Find the number of lines in these records where the word "image" appears. Reply with that number and nothing more.

======== MATERIAL FOR THIS EXERCISE ========

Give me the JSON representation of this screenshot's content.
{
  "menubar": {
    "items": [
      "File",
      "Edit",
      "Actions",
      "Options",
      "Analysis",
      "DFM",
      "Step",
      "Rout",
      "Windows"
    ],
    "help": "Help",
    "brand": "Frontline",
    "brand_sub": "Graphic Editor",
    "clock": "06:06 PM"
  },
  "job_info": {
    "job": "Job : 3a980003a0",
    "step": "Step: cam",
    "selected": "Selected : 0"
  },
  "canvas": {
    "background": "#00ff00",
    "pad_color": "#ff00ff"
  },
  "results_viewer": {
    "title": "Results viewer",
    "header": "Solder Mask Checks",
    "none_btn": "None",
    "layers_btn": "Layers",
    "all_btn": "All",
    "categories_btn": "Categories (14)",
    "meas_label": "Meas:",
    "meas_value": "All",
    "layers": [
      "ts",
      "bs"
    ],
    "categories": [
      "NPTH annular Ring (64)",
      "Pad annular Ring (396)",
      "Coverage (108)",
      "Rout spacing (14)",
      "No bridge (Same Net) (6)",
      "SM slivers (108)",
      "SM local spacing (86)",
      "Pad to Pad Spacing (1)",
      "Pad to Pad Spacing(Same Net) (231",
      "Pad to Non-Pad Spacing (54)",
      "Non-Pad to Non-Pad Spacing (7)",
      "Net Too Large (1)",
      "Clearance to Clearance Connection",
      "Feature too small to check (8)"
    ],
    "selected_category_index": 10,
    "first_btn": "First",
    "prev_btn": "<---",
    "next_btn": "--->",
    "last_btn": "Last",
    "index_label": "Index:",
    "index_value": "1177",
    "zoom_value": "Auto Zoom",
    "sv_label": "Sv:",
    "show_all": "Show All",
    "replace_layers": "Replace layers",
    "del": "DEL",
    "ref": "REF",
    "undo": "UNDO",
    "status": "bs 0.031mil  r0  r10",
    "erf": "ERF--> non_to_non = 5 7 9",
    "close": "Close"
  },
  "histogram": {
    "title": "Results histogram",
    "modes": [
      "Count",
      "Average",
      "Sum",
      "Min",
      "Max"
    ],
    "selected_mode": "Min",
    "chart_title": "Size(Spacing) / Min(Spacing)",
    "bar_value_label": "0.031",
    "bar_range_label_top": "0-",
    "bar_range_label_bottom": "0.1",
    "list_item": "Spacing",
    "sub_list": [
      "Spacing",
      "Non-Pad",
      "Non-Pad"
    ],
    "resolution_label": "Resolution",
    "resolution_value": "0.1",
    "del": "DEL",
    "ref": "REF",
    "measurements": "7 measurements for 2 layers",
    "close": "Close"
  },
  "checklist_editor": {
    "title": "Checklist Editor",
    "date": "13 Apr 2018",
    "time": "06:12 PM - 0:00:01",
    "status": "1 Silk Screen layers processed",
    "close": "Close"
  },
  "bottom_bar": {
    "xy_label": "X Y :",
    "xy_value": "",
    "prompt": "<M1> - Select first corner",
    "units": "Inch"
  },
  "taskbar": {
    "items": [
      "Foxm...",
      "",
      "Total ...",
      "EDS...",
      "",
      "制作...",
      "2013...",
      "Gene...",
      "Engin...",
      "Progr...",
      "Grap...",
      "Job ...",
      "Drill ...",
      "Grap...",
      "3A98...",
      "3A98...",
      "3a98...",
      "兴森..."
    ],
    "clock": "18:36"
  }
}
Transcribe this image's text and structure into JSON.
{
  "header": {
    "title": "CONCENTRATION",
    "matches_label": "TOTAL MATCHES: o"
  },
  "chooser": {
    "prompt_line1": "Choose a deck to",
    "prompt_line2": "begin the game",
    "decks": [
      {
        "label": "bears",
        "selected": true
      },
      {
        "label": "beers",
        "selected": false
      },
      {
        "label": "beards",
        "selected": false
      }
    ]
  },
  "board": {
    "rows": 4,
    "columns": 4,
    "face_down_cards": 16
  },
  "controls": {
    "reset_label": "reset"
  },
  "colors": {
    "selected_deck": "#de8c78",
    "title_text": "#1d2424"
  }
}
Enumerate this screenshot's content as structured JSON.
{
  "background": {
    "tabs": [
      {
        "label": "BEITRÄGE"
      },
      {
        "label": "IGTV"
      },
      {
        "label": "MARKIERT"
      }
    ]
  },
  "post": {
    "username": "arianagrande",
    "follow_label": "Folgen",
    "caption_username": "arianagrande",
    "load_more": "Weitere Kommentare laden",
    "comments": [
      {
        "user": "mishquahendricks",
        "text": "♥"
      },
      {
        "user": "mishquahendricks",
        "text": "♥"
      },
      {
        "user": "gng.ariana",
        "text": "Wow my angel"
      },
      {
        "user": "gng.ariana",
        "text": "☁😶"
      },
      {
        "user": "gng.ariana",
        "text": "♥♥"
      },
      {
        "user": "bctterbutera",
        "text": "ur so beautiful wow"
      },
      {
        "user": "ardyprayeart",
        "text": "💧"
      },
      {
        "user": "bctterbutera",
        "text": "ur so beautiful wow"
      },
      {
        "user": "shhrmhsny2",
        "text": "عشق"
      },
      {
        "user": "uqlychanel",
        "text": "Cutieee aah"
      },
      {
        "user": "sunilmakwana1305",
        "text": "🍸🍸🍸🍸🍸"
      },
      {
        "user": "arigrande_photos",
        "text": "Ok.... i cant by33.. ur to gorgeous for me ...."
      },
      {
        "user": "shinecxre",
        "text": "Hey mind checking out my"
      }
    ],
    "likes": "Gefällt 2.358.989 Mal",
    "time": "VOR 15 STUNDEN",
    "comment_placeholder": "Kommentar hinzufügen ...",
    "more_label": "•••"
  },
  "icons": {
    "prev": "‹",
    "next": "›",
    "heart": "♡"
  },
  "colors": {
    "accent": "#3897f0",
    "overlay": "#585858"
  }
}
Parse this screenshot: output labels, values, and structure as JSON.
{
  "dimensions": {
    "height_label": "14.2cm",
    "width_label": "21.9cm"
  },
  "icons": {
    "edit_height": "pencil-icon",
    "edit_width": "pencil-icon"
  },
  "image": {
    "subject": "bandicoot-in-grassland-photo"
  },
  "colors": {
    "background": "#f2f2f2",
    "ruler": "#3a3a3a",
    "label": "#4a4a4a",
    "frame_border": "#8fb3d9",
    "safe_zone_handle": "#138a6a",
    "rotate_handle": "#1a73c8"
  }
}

========

**TASK SOLUTION**
2